<<<<
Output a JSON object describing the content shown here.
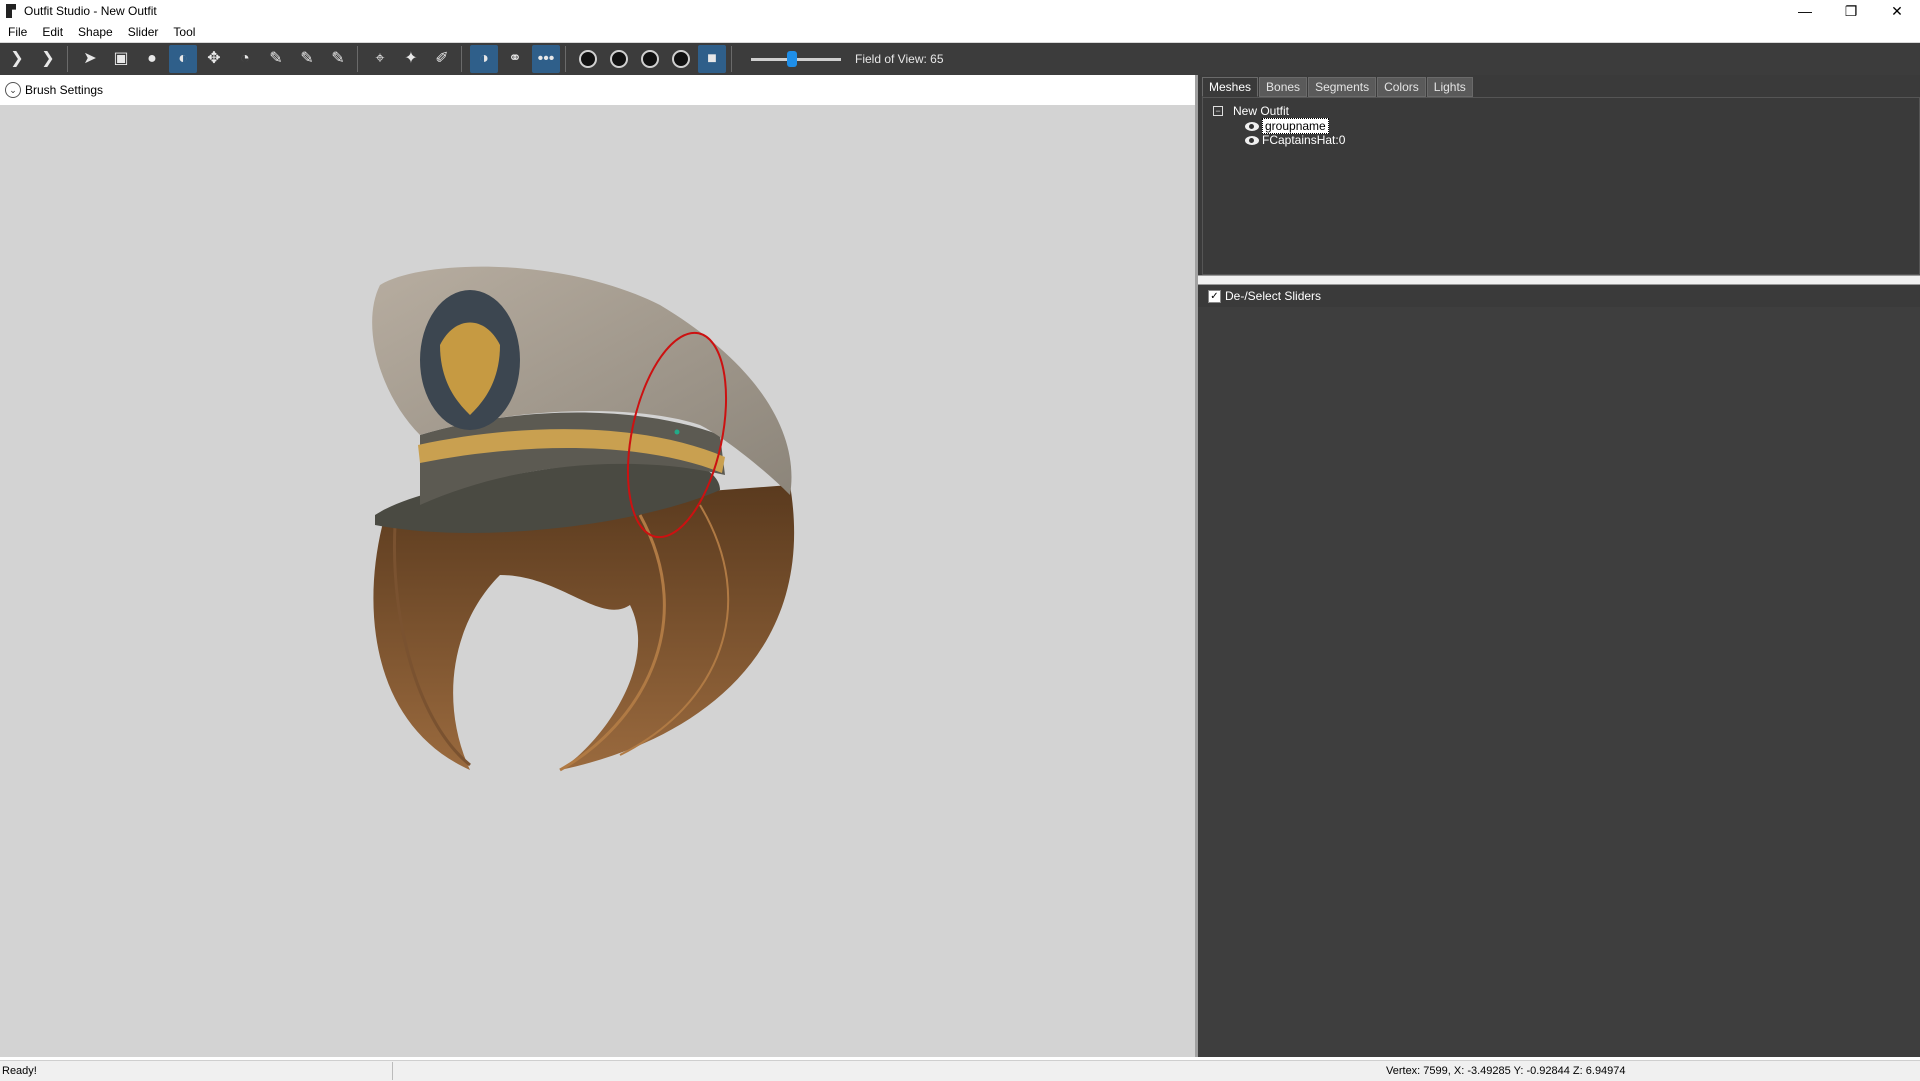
{
  "window": {
    "title": "Outfit Studio - New Outfit",
    "controls": {
      "minimize": "—",
      "restore": "❐",
      "close": "✕"
    }
  },
  "menu": [
    "File",
    "Edit",
    "Shape",
    "Slider",
    "Tool"
  ],
  "toolbar": {
    "field_of_view_label": "Field of View: 65",
    "fov_slider_value": 0.45
  },
  "brush_settings": {
    "label": "Brush Settings"
  },
  "right_panel": {
    "tabs": [
      "Meshes",
      "Bones",
      "Segments",
      "Colors",
      "Lights"
    ],
    "active_tab": "Meshes",
    "tree": {
      "root": "New Outfit",
      "children": [
        "groupname",
        "FCaptainsHat:0"
      ]
    },
    "sliders_header": "De-/Select Sliders"
  },
  "status": {
    "left": "Ready!",
    "right": "Vertex: 7599, X: -3.49285 Y: -0.92844 Z: 6.94974"
  },
  "colors": {
    "toolbar_bg": "#3c3c3c",
    "viewport_bg": "#d3d3d3",
    "panel_bg": "#3a3a3a",
    "accent": "#1e8ee8",
    "brush_circle": "#cc1111"
  }
}
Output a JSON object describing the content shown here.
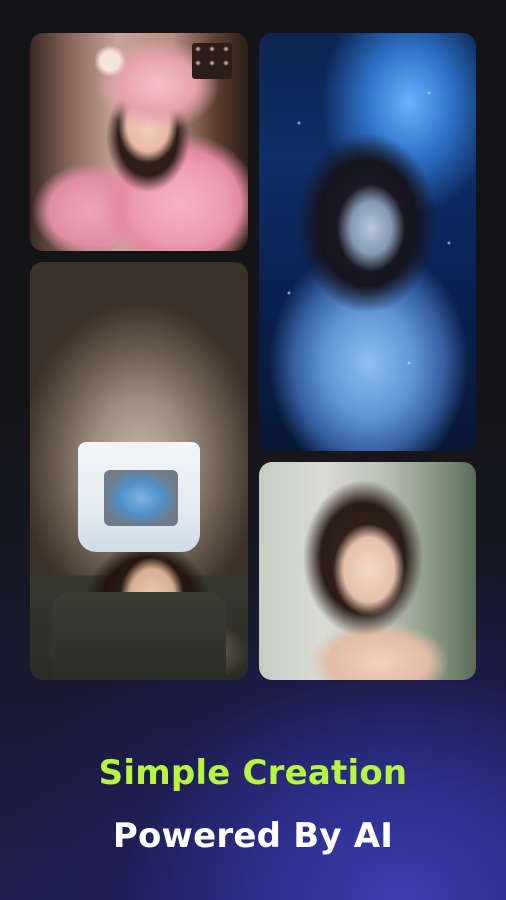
{
  "gallery": {
    "images": [
      {
        "subject": "woman-pink-coat-cafe"
      },
      {
        "subject": "girl-blue-water-art"
      },
      {
        "subject": "woman-crop-top"
      },
      {
        "subject": "woman-portrait"
      }
    ]
  },
  "promo": {
    "headline_1": "Simple Creation",
    "headline_2": "Powered By AI"
  },
  "colors": {
    "accent": "#B6F542",
    "text": "#FFFFFF",
    "background_top": "#141416",
    "background_glow": "#3B3FB0"
  }
}
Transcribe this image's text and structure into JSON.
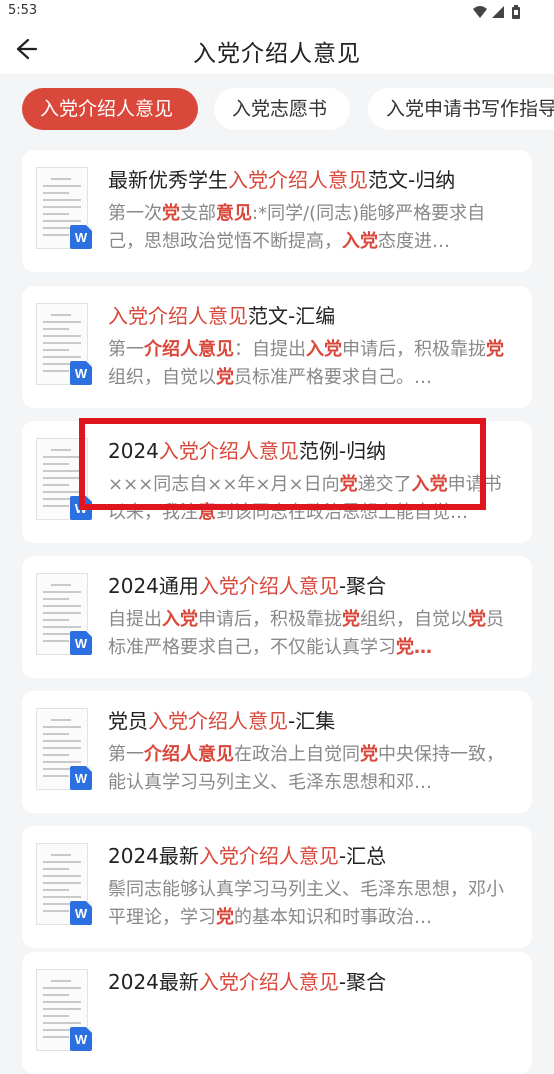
{
  "status_bar": {
    "time": "5:53",
    "icons": [
      "wifi-icon",
      "signal-icon",
      "battery-icon"
    ]
  },
  "header": {
    "title": "入党介绍人意见",
    "back_icon": "arrow-left-icon"
  },
  "tabs": [
    {
      "label": "入党介绍人意见",
      "active": true
    },
    {
      "label": "入党志愿书",
      "active": false
    },
    {
      "label": "入党申请书写作指导",
      "active": false
    }
  ],
  "colors": {
    "accent": "#d9483b",
    "highlight_box": "#e0161e",
    "word_icon": "#2b6fe0"
  },
  "cards": [
    {
      "title": {
        "pre": "最新优秀学生",
        "hl": "入党介绍人意见",
        "post": "范文-归纳"
      },
      "desc": [
        {
          "t": "第一次",
          "k": false
        },
        {
          "t": "党",
          "k": true
        },
        {
          "t": "支部",
          "k": false
        },
        {
          "t": "意见",
          "k": true
        },
        {
          "t": ":*同学/(同志)能够严格要求自己，思想政治觉悟不断提高，",
          "k": false
        },
        {
          "t": "入党",
          "k": true
        },
        {
          "t": "态度进…",
          "k": false
        }
      ]
    },
    {
      "title": {
        "pre": "",
        "hl": "入党介绍人意见",
        "post": "范文-汇编"
      },
      "desc": [
        {
          "t": "第一",
          "k": false
        },
        {
          "t": "介绍人意见",
          "k": true
        },
        {
          "t": "：自提出",
          "k": false
        },
        {
          "t": "入党",
          "k": true
        },
        {
          "t": "申请后，积极靠拢",
          "k": false
        },
        {
          "t": "党",
          "k": true
        },
        {
          "t": "组织，自觉以",
          "k": false
        },
        {
          "t": "党",
          "k": true
        },
        {
          "t": "员标准严格要求自己。…",
          "k": false
        }
      ]
    },
    {
      "title": {
        "pre": "2024",
        "hl": "入党介绍人意见",
        "post": "范例-归纳"
      },
      "desc": [
        {
          "t": "×××同志自××年×月×日向",
          "k": false
        },
        {
          "t": "党",
          "k": true
        },
        {
          "t": "递交了",
          "k": false
        },
        {
          "t": "入党",
          "k": true
        },
        {
          "t": "申请书以来，我注",
          "k": false
        },
        {
          "t": "意",
          "k": true
        },
        {
          "t": "到该同志在政治思想上能自觉…",
          "k": false
        }
      ]
    },
    {
      "title": {
        "pre": "2024通用",
        "hl": "入党介绍人意见",
        "post": "-聚合"
      },
      "desc": [
        {
          "t": "自提出",
          "k": false
        },
        {
          "t": "入党",
          "k": true
        },
        {
          "t": "申请后，积极靠拢",
          "k": false
        },
        {
          "t": "党",
          "k": true
        },
        {
          "t": "组织，自觉以",
          "k": false
        },
        {
          "t": "党",
          "k": true
        },
        {
          "t": "员标准严格要求自己，不仅能认真学习",
          "k": false
        },
        {
          "t": "党…",
          "k": true
        }
      ]
    },
    {
      "title": {
        "pre": "党员",
        "hl": "入党介绍人意见",
        "post": "-汇集"
      },
      "desc": [
        {
          "t": "第一",
          "k": false
        },
        {
          "t": "介绍人意见",
          "k": true
        },
        {
          "t": "在政治上自觉同",
          "k": false
        },
        {
          "t": "党",
          "k": true
        },
        {
          "t": "中央保持一致，能认真学习马列主义、毛泽东思想和邓…",
          "k": false
        }
      ]
    },
    {
      "title": {
        "pre": "2024最新",
        "hl": "入党介绍人意见",
        "post": "-汇总"
      },
      "desc": [
        {
          "t": "鬃同志能够认真学习马列主义、毛泽东思想，邓小平理论，学习",
          "k": false
        },
        {
          "t": "党",
          "k": true
        },
        {
          "t": "的基本知识和时事政治…",
          "k": false
        }
      ]
    },
    {
      "title": {
        "pre": "2024最新",
        "hl": "入党介绍人意见",
        "post": "-聚合"
      },
      "desc": []
    }
  ]
}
>>>>
STATED PROBLEM
The data should be printed again unchanged; leave its pictures out.

FINAL RESULT
Output a JSON object describing the content shown here.
{
  "window": {
    "title": "Outfit Studio - New Outfit",
    "controls": {
      "minimize": "—",
      "restore": "❐",
      "close": "✕"
    }
  },
  "menu": [
    "File",
    "Edit",
    "Shape",
    "Slider",
    "Tool"
  ],
  "toolbar": {
    "field_of_view_label": "Field of View: 65",
    "fov_slider_value": 0.45
  },
  "brush_settings": {
    "label": "Brush Settings"
  },
  "right_panel": {
    "tabs": [
      "Meshes",
      "Bones",
      "Segments",
      "Colors",
      "Lights"
    ],
    "active_tab": "Meshes",
    "tree": {
      "root": "New Outfit",
      "children": [
        "groupname",
        "FCaptainsHat:0"
      ]
    },
    "sliders_header": "De-/Select Sliders"
  },
  "status": {
    "left": "Ready!",
    "right": "Vertex: 7599, X: -3.49285 Y: -0.92844 Z: 6.94974"
  },
  "colors": {
    "toolbar_bg": "#3c3c3c",
    "viewport_bg": "#d3d3d3",
    "panel_bg": "#3a3a3a",
    "accent": "#1e8ee8",
    "brush_circle": "#cc1111"
  }
}
Output a JSON object describing the content shown here.
{
  "gallery": {
    "images": [
      {
        "subject": "woman-pink-coat-cafe"
      },
      {
        "subject": "girl-blue-water-art"
      },
      {
        "subject": "woman-crop-top"
      },
      {
        "subject": "woman-portrait"
      }
    ]
  },
  "promo": {
    "headline_1": "Simple Creation",
    "headline_2": "Powered By AI"
  },
  "colors": {
    "accent": "#B6F542",
    "text": "#FFFFFF",
    "background_top": "#141416",
    "background_glow": "#3B3FB0"
  }
}
Transcribe this image's text and structure into JSON.
{
  "status_bar": {
    "time": "5:53",
    "icons": [
      "wifi-icon",
      "signal-icon",
      "battery-icon"
    ]
  },
  "header": {
    "title": "入党介绍人意见",
    "back_icon": "arrow-left-icon"
  },
  "tabs": [
    {
      "label": "入党介绍人意见",
      "active": true
    },
    {
      "label": "入党志愿书",
      "active": false
    },
    {
      "label": "入党申请书写作指导",
      "active": false
    }
  ],
  "colors": {
    "accent": "#d9483b",
    "highlight_box": "#e0161e",
    "word_icon": "#2b6fe0"
  },
  "cards": [
    {
      "title": {
        "pre": "最新优秀学生",
        "hl": "入党介绍人意见",
        "post": "范文-归纳"
      },
      "desc": [
        {
          "t": "第一次",
          "k": false
        },
        {
          "t": "党",
          "k": true
        },
        {
          "t": "支部",
          "k": false
        },
        {
          "t": "意见",
          "k": true
        },
        {
          "t": ":*同学/(同志)能够严格要求自己，思想政治觉悟不断提高，",
          "k": false
        },
        {
          "t": "入党",
          "k": true
        },
        {
          "t": "态度进…",
          "k": false
        }
      ]
    },
    {
      "title": {
        "pre": "",
        "hl": "入党介绍人意见",
        "post": "范文-汇编"
      },
      "desc": [
        {
          "t": "第一",
          "k": false
        },
        {
          "t": "介绍人意见",
          "k": true
        },
        {
          "t": "：自提出",
          "k": false
        },
        {
          "t": "入党",
          "k": true
        },
        {
          "t": "申请后，积极靠拢",
          "k": false
        },
        {
          "t": "党",
          "k": true
        },
        {
          "t": "组织，自觉以",
          "k": false
        },
        {
          "t": "党",
          "k": true
        },
        {
          "t": "员标准严格要求自己。…",
          "k": false
        }
      ]
    },
    {
      "title": {
        "pre": "2024",
        "hl": "入党介绍人意见",
        "post": "范例-归纳"
      },
      "desc": [
        {
          "t": "×××同志自××年×月×日向",
          "k": false
        },
        {
          "t": "党",
          "k": true
        },
        {
          "t": "递交了",
          "k": false
        },
        {
          "t": "入党",
          "k": true
        },
        {
          "t": "申请书以来，我注",
          "k": false
        },
        {
          "t": "意",
          "k": true
        },
        {
          "t": "到该同志在政治思想上能自觉…",
          "k": false
        }
      ]
    },
    {
      "title": {
        "pre": "2024通用",
        "hl": "入党介绍人意见",
        "post": "-聚合"
      },
      "desc": [
        {
          "t": "自提出",
          "k": false
        },
        {
          "t": "入党",
          "k": true
        },
        {
          "t": "申请后，积极靠拢",
          "k": false
        },
        {
          "t": "党",
          "k": true
        },
        {
          "t": "组织，自觉以",
          "k": false
        },
        {
          "t": "党",
          "k": true
        },
        {
          "t": "员标准严格要求自己，不仅能认真学习",
          "k": false
        },
        {
          "t": "党…",
          "k": true
        }
      ]
    },
    {
      "title": {
        "pre": "党员",
        "hl": "入党介绍人意见",
        "post": "-汇集"
      },
      "desc": [
        {
          "t": "第一",
          "k": false
        },
        {
          "t": "介绍人意见",
          "k": true
        },
        {
          "t": "在政治上自觉同",
          "k": false
        },
        {
          "t": "党",
          "k": true
        },
        {
          "t": "中央保持一致，能认真学习马列主义、毛泽东思想和邓…",
          "k": false
        }
      ]
    },
    {
      "title": {
        "pre": "2024最新",
        "hl": "入党介绍人意见",
        "post": "-汇总"
      },
      "desc": [
        {
          "t": "鬃同志能够认真学习马列主义、毛泽东思想，邓小平理论，学习",
          "k": false
        },
        {
          "t": "党",
          "k": true
        },
        {
          "t": "的基本知识和时事政治…",
          "k": false
        }
      ]
    },
    {
      "title": {
        "pre": "2024最新",
        "hl": "入党介绍人意见",
        "post": "-聚合"
      },
      "desc": []
    }
  ]
}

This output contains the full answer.